— EXERCISE OBJECTIVE —
Restate the listing below word for word, omitting any images.

START DATASET EXCERPTS

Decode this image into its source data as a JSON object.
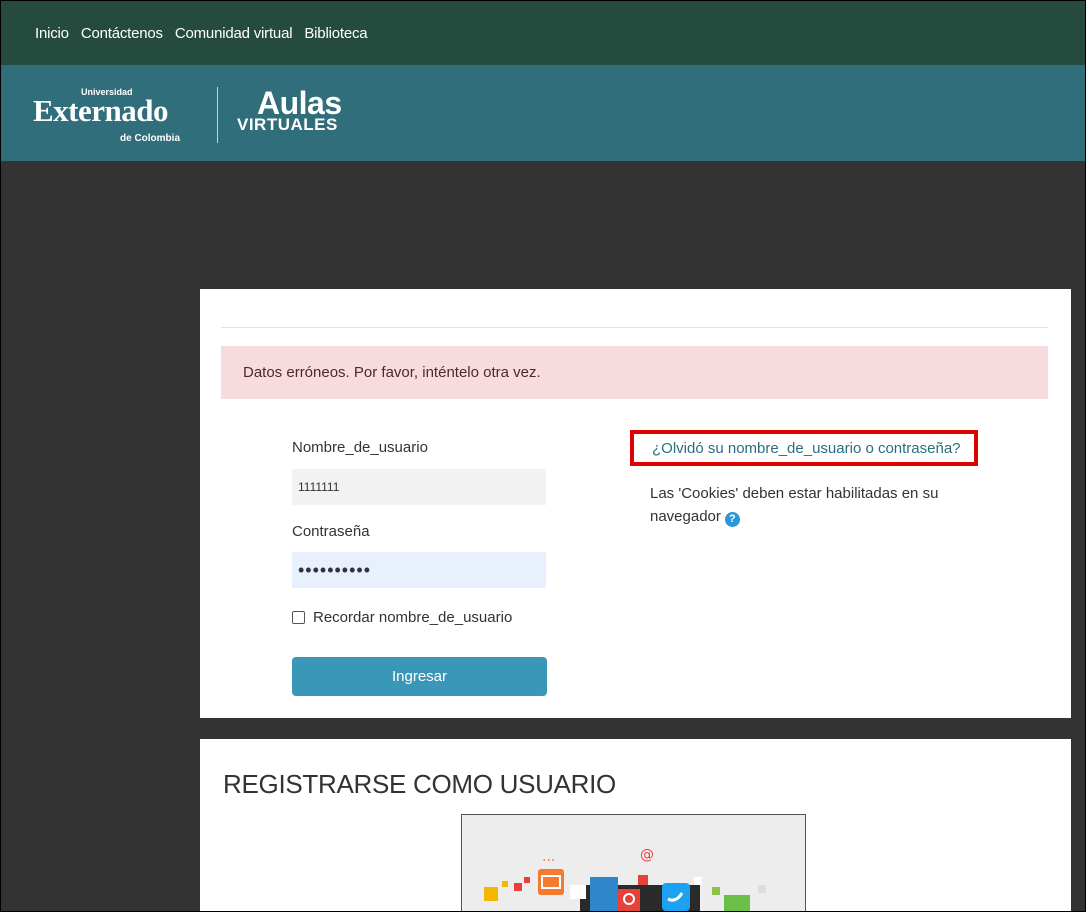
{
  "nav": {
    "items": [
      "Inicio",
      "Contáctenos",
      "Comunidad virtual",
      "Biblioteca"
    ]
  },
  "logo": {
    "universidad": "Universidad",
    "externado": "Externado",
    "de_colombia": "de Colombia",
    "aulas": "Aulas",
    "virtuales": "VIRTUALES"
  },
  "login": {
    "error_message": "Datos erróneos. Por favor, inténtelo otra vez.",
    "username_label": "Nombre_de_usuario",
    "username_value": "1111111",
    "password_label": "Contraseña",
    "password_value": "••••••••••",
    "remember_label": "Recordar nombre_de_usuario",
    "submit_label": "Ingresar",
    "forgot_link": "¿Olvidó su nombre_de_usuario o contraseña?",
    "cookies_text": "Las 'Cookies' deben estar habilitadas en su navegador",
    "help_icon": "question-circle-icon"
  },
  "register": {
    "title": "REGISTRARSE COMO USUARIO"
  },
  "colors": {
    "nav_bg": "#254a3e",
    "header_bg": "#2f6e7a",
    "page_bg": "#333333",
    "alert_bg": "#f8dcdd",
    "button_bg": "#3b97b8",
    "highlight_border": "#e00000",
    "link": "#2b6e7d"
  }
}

END DATASET EXCERPTS

— THE OUTPUT —
Decode this image into its source data as a JSON object.
{
  "nav": {
    "items": [
      "Inicio",
      "Contáctenos",
      "Comunidad virtual",
      "Biblioteca"
    ]
  },
  "logo": {
    "universidad": "Universidad",
    "externado": "Externado",
    "de_colombia": "de Colombia",
    "aulas": "Aulas",
    "virtuales": "VIRTUALES"
  },
  "login": {
    "error_message": "Datos erróneos. Por favor, inténtelo otra vez.",
    "username_label": "Nombre_de_usuario",
    "username_value": "1111111",
    "password_label": "Contraseña",
    "password_value": "••••••••••",
    "remember_label": "Recordar nombre_de_usuario",
    "submit_label": "Ingresar",
    "forgot_link": "¿Olvidó su nombre_de_usuario o contraseña?",
    "cookies_text": "Las 'Cookies' deben estar habilitadas en su navegador",
    "help_icon": "question-circle-icon"
  },
  "register": {
    "title": "REGISTRARSE COMO USUARIO"
  },
  "colors": {
    "nav_bg": "#254a3e",
    "header_bg": "#2f6e7a",
    "page_bg": "#333333",
    "alert_bg": "#f8dcdd",
    "button_bg": "#3b97b8",
    "highlight_border": "#e00000",
    "link": "#2b6e7d"
  }
}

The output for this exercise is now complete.